## Task goal
Collect each line of the entries that holds the string "train".

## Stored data

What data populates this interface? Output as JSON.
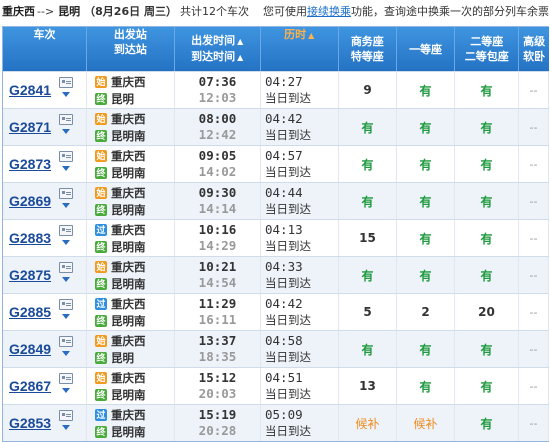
{
  "topbar": {
    "from": "重庆西",
    "arrow": "-->",
    "to": "昆明",
    "date": "（8月26日  周三）",
    "count": "共计12个车次",
    "notice_pre": "您可使用",
    "notice_link": "接续换乘",
    "notice_post": "功能，查询途中换乘一次的部分列车余票"
  },
  "header": {
    "train": "车次",
    "station_l1": "出发站",
    "station_l2": "到达站",
    "time_l1": "出发时间",
    "time_l2": "到达时间",
    "duration": "历时",
    "business_l1": "商务座",
    "business_l2": "特等座",
    "first": "一等座",
    "second_l1": "二等座",
    "second_l2": "二等包座",
    "soft_l1": "高级",
    "soft_l2": "软卧"
  },
  "rows": [
    {
      "train": "G2841",
      "from": "重庆西",
      "to": "昆明",
      "from_badge": "始",
      "to_badge": "终",
      "dep": "07:36",
      "arr": "12:03",
      "dur": "04:27",
      "day": "当日到达",
      "business": "9",
      "first": "有",
      "second": "有",
      "soft": "--"
    },
    {
      "train": "G2871",
      "from": "重庆西",
      "to": "昆明南",
      "from_badge": "始",
      "to_badge": "终",
      "dep": "08:00",
      "arr": "12:42",
      "dur": "04:42",
      "day": "当日到达",
      "business": "有",
      "first": "有",
      "second": "有",
      "soft": "--"
    },
    {
      "train": "G2873",
      "from": "重庆西",
      "to": "昆明南",
      "from_badge": "始",
      "to_badge": "终",
      "dep": "09:05",
      "arr": "14:02",
      "dur": "04:57",
      "day": "当日到达",
      "business": "有",
      "first": "有",
      "second": "有",
      "soft": "--"
    },
    {
      "train": "G2869",
      "from": "重庆西",
      "to": "昆明南",
      "from_badge": "始",
      "to_badge": "终",
      "dep": "09:30",
      "arr": "14:14",
      "dur": "04:44",
      "day": "当日到达",
      "business": "有",
      "first": "有",
      "second": "有",
      "soft": "--"
    },
    {
      "train": "G2883",
      "from": "重庆西",
      "to": "昆明南",
      "from_badge": "过",
      "to_badge": "终",
      "dep": "10:16",
      "arr": "14:29",
      "dur": "04:13",
      "day": "当日到达",
      "business": "15",
      "first": "有",
      "second": "有",
      "soft": "--"
    },
    {
      "train": "G2875",
      "from": "重庆西",
      "to": "昆明南",
      "from_badge": "始",
      "to_badge": "终",
      "dep": "10:21",
      "arr": "14:54",
      "dur": "04:33",
      "day": "当日到达",
      "business": "有",
      "first": "有",
      "second": "有",
      "soft": "--"
    },
    {
      "train": "G2885",
      "from": "重庆西",
      "to": "昆明南",
      "from_badge": "过",
      "to_badge": "终",
      "dep": "11:29",
      "arr": "16:11",
      "dur": "04:42",
      "day": "当日到达",
      "business": "5",
      "first": "2",
      "second": "20",
      "soft": "--"
    },
    {
      "train": "G2849",
      "from": "重庆西",
      "to": "昆明",
      "from_badge": "始",
      "to_badge": "终",
      "dep": "13:37",
      "arr": "18:35",
      "dur": "04:58",
      "day": "当日到达",
      "business": "有",
      "first": "有",
      "second": "有",
      "soft": "--"
    },
    {
      "train": "G2867",
      "from": "重庆西",
      "to": "昆明南",
      "from_badge": "始",
      "to_badge": "终",
      "dep": "15:12",
      "arr": "20:03",
      "dur": "04:51",
      "day": "当日到达",
      "business": "13",
      "first": "有",
      "second": "有",
      "soft": "--"
    },
    {
      "train": "G2853",
      "from": "重庆西",
      "to": "昆明南",
      "from_badge": "过",
      "to_badge": "终",
      "dep": "15:19",
      "arr": "20:28",
      "dur": "05:09",
      "day": "当日到达",
      "business": "候补",
      "first": "候补",
      "second": "有",
      "soft": "--"
    }
  ],
  "colors": {
    "header_bg": "#2f82d2",
    "available": "#1e9a3e",
    "waitlist": "#f08a1a",
    "badge_start": "#f29a1d",
    "badge_pass": "#2e8fe0",
    "badge_end": "#4aab3c"
  },
  "icons": {
    "passenger_card": "id-card-icon",
    "expand": "chevron-down-icon",
    "sort": "triangle-up-icon"
  }
}
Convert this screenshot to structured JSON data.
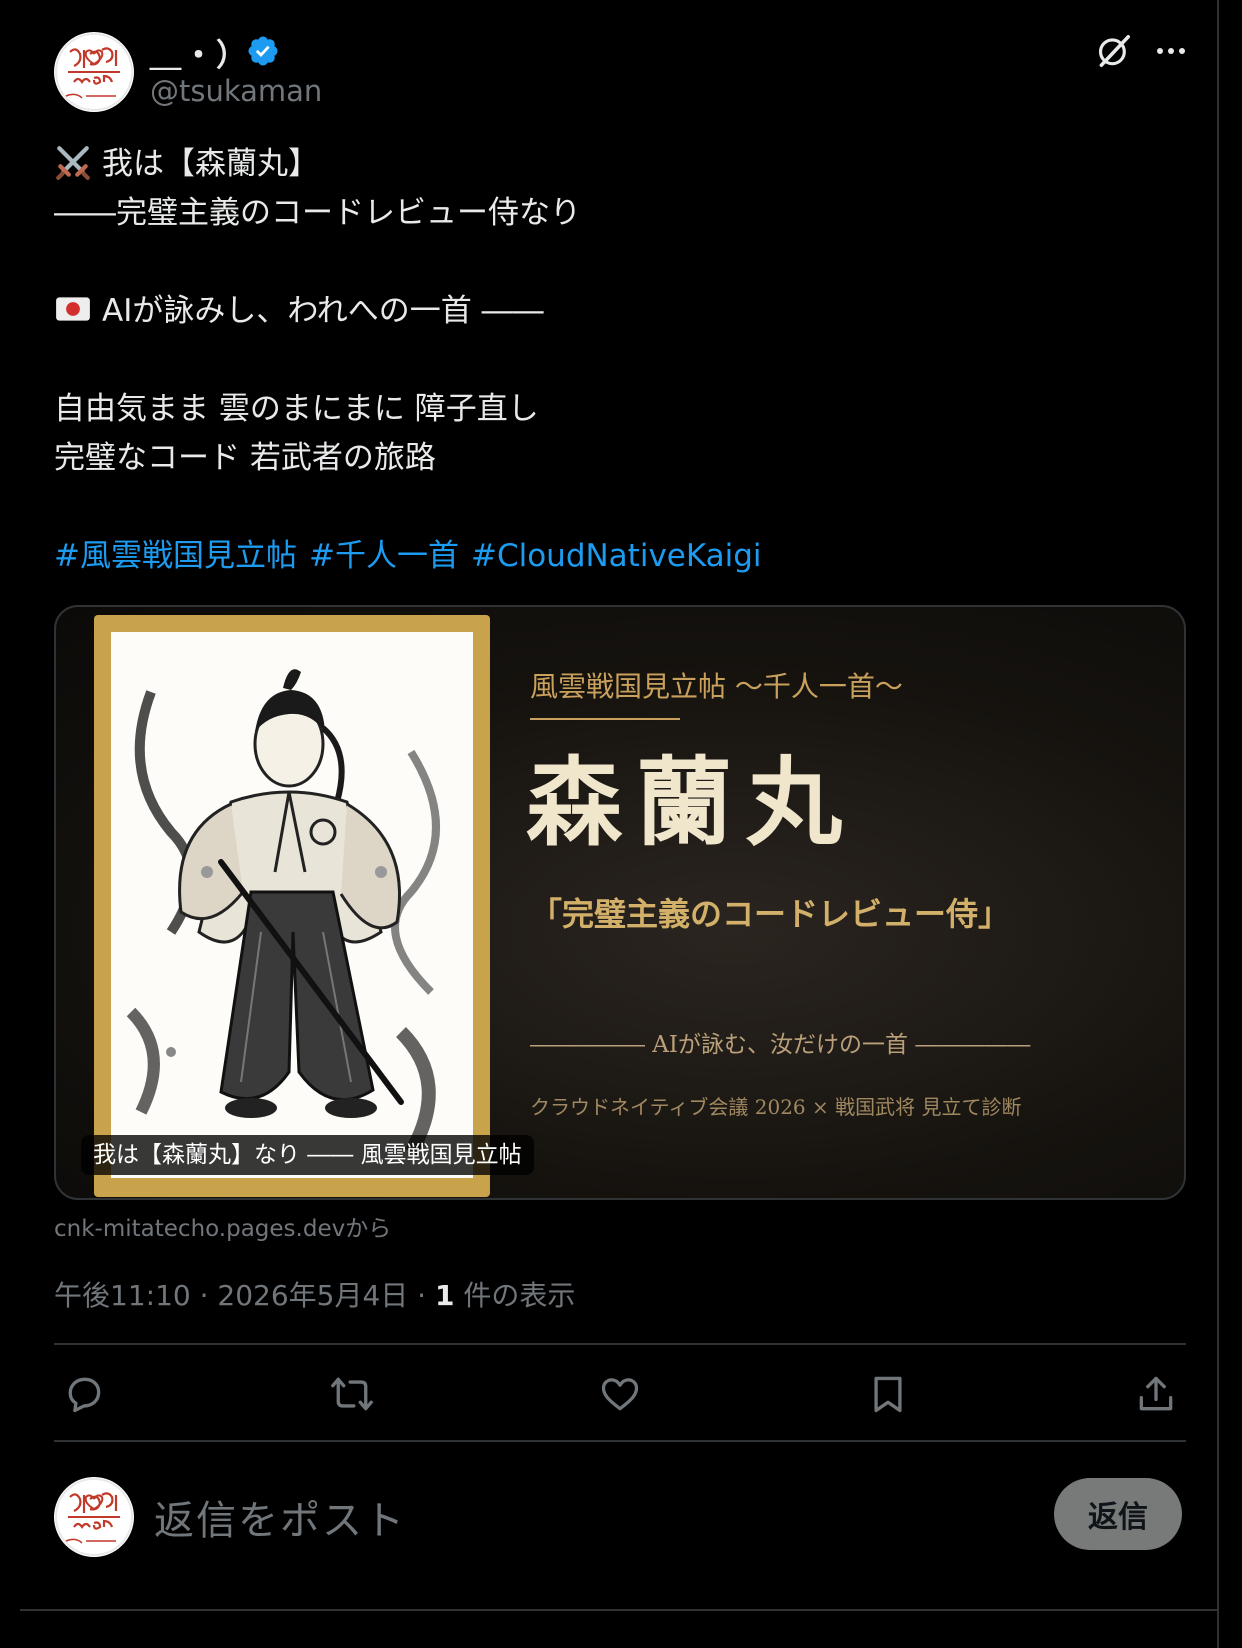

## Finished exercise
    "train": "车次",
      "train": "G2841",
      "train": "G2871",
      "train": "G2873",
      "train": "G2869",
      "train": "G2883",
      "train": "G2875",
      "train": "G2885",
      "train": "G2849",
      "train": "G2867",
      "train": "G2853",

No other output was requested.